• Selected text:
Useful guidelines have been developed by regulatory agencies for using lentiviral vectors in laboratory, preclinical, and clinical research. In the United States, some general criteria should be considered when conducting risk assessments for research involving lentiviral vectors, which are discussed in the document “Risk assessment and containment determination for research with lentiviral vectors,” published by the U.S. National Institutes of Health (NIH, Bethesda, MD) Recombinant DNA Advisory Committee (RAC) (this document can be found at http://oba.od.nih.gov/oba/rac/Guidance/LentiVirus_Containment/pdf/Lenti_Containment_Guidance.pdf).

Guidance has also been published in 2005 by the European Medicines Agency (EMEA, London, UK) Committee for Medical Products for Human Use (CHMP): “Guideline on development and manufacture of lentiviral vectors,” which can be found at www.emea.europa.eu/pdfs/human/bwp/245803en.pdf.

Functional Genomics Applications

Lentiviral vector-mediated gene expression and knockdown have been successfully used to understand gene function. Initially, individual genes were either overexpressed or knocked down with shRNA (Levy et al., 2002; Chilov et al., 2003; Li and Rossi, 2005). With the advent of the genomics era, a superior approach is to identify gene function on a genome-wide basis. Lentiviral vector libraries that either overexpress cDNA or shRNA that inhibit specific gene function have been reported (Kawano et al., 2004; Guryanova et al., 2006; Moffat et al., 2006; Root et al., 2006; Kurita et al., 2008; Shtutman et al., 2010). Nevertheless, single-target knockdown of gene expression continues to play an important role in the validation of drug targets. For instance, Benson and colleagues validated the action of two members of the polycomb group of transcriptional repressor proteins, Bmi-1 and Mel-18, in several cancer cell lines, using Tet-inducible LV shRNAs (Wiederschain et al., 2009). Knockdown of Bmi-1 and Mel-18 expression rapidly revealed tumor cell dependence on the expression of these proteins.

Several lentiviral vector cDNA libraries have been described (Chilov et al., 2003; Kurita et al., 2008). Koyanagi and colleagues (Kawano et al., 2004) found that when an LV cDNA library was transduced into CD4⁺ T cells and later challenged with wild-type HIV-1, a restricted set of cells acquired resistance to HIV-1-induced cytopathic effect (CPE). Analysis of the resistant LV-transduced cells revealed overexpression of the human CD14 gene. CD14 overexpression on CD4⁺ T cells was subsequently shown to inhibit the entry of HIV-1 and HIV-1-induced CPE. More recently, a fetal liver LV cDNA library consisting of more than 8 × 10⁷ clones has been developed (Kurita et al., 2008). Several commercial sources have reported the availability of various lentiviral vector cDNA libraries.

• Supplied data:

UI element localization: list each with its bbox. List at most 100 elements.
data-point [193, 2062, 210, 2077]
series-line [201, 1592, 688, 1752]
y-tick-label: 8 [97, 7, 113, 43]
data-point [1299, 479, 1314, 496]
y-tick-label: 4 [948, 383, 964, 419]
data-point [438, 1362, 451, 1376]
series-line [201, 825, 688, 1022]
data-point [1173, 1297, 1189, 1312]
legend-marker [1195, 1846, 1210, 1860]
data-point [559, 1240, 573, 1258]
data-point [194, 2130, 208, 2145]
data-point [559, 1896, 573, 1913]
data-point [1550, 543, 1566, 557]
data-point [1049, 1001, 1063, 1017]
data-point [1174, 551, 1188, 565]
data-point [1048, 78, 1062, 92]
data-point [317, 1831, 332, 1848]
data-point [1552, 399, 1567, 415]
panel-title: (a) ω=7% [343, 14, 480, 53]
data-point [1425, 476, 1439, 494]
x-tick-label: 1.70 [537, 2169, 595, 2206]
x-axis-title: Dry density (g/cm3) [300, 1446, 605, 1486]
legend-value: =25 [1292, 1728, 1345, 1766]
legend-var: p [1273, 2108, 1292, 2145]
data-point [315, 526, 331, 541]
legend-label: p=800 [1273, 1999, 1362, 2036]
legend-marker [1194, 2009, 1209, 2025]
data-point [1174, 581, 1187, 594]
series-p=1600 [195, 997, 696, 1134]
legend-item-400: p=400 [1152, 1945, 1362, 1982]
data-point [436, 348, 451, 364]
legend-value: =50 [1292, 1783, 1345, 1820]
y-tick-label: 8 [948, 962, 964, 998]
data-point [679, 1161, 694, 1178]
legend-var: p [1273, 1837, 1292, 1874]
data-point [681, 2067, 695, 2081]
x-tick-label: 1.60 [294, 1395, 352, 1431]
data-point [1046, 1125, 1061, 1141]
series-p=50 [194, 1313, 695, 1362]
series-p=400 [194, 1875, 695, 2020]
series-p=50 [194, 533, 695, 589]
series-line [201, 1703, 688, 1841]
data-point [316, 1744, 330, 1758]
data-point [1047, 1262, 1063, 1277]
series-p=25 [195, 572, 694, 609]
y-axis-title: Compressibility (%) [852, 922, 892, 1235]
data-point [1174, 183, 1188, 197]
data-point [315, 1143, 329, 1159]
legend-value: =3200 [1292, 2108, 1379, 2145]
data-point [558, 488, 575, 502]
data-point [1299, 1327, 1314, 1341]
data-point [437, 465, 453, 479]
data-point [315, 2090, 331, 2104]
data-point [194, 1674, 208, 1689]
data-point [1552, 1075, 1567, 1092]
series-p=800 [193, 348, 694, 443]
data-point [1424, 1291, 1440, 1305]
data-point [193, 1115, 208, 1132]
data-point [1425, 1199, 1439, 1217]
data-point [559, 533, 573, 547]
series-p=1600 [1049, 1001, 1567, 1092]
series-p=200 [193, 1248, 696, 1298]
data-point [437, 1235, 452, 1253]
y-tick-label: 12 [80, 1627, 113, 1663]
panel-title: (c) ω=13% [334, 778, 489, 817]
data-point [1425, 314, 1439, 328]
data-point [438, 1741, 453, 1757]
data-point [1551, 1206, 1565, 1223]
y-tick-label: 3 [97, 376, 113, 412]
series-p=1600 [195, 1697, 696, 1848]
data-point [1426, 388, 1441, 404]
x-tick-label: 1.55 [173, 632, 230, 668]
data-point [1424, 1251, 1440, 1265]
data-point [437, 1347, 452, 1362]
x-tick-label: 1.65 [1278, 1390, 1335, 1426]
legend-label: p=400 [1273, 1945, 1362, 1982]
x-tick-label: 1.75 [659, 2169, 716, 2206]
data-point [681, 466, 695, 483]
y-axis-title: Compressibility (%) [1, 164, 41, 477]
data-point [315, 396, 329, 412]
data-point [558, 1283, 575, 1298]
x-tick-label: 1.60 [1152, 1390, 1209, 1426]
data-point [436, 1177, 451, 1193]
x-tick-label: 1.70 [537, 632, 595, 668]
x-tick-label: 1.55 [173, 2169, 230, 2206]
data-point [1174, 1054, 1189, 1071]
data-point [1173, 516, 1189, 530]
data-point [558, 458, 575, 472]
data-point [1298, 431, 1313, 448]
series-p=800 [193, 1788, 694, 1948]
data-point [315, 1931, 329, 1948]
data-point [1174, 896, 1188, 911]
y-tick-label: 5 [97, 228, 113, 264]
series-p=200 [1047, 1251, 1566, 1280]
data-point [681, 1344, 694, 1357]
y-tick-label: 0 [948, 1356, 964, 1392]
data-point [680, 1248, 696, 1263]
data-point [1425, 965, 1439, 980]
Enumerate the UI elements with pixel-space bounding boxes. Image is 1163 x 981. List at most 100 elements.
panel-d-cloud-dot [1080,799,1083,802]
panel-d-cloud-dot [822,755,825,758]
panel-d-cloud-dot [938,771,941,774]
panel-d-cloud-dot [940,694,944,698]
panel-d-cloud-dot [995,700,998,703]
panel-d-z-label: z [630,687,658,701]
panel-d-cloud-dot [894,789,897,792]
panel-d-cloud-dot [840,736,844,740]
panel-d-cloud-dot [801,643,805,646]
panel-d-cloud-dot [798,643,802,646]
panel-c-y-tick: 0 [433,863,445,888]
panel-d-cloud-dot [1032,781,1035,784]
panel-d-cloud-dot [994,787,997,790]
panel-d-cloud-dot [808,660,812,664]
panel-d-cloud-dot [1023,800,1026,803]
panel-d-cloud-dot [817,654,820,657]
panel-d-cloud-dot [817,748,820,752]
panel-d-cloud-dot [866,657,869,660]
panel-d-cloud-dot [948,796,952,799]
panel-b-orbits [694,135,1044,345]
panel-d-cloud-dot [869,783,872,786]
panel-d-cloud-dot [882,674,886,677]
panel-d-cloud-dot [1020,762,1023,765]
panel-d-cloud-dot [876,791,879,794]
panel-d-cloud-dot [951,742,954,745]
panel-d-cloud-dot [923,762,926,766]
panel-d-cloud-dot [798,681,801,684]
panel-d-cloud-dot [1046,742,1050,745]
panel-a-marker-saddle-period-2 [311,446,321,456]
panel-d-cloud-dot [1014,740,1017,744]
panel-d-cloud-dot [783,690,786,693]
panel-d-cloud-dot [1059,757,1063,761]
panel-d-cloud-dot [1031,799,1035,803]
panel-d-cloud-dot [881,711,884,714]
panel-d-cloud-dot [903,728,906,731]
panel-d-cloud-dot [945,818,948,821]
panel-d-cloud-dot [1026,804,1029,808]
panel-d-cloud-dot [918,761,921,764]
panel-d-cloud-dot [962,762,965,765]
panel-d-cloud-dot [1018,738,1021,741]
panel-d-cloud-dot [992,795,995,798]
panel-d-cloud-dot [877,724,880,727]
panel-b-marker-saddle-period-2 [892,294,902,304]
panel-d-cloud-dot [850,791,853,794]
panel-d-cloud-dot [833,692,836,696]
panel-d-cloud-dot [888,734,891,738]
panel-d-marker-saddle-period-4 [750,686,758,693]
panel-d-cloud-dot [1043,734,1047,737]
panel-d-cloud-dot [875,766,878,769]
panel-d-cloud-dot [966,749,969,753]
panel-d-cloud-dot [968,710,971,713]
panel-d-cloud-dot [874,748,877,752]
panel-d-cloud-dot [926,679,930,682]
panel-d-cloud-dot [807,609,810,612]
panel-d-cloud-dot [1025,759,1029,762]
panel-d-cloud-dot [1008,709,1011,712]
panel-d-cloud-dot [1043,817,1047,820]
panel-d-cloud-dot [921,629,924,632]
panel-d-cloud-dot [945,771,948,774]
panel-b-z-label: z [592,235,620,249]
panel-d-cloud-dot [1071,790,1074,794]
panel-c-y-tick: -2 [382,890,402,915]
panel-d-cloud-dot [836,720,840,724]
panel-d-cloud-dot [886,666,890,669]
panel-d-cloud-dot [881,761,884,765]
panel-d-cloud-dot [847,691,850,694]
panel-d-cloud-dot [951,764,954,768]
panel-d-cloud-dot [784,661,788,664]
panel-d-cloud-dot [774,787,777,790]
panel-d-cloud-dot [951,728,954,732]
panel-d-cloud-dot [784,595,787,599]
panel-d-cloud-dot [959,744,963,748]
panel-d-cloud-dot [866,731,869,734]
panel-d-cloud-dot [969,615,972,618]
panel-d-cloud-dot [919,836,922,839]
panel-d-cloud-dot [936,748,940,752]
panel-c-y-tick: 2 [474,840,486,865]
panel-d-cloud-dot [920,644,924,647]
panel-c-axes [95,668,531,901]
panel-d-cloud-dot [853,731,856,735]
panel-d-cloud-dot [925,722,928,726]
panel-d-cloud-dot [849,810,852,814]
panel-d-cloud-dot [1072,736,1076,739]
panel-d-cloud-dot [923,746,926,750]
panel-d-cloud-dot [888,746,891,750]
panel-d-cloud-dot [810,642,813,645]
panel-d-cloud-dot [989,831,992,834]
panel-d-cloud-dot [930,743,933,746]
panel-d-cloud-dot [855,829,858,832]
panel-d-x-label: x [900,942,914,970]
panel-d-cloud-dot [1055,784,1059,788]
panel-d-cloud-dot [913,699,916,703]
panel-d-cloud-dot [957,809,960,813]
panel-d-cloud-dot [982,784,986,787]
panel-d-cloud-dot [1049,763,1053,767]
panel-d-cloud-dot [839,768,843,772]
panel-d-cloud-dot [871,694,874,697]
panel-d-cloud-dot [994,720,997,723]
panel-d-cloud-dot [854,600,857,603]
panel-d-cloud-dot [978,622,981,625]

• Parts of the exercise:
(A) Answer these questions about the lentiviral vector text.
(i) Which committee of the European Medicines Agency published the 2005 guideline on lentiviral vector development and manufacture?
(ii) Which two polycomb group proteins did Benson and colleagues validate in cancer cell lines?
(iii) Which gene was overexpressed in the LV-transduced cells that resisted HIV-1?
(B) Print the part of the lentiviral vector text starting at "Guidance has also" and ending at "found at www.emea.europa.eu/pdfs/human/bwp/245803en.pdf.", word for word.

• Solution list:
(A)
(i) The Committee for Medical Products for Human Use (CHMP)
(ii) Bmi-1 and Mel-18
(iii) The human CD14 gene

(B)
Guidance has also been published in 2005 by the European Medicines Agency (EMEA, London, UK) Committee for Medical Products for Human Use (CHMP): “Guideline on development and manufacture of lentiviral vectors,” which can be found at www.emea.europa.eu/pdfs/human/bwp/245803en.pdf.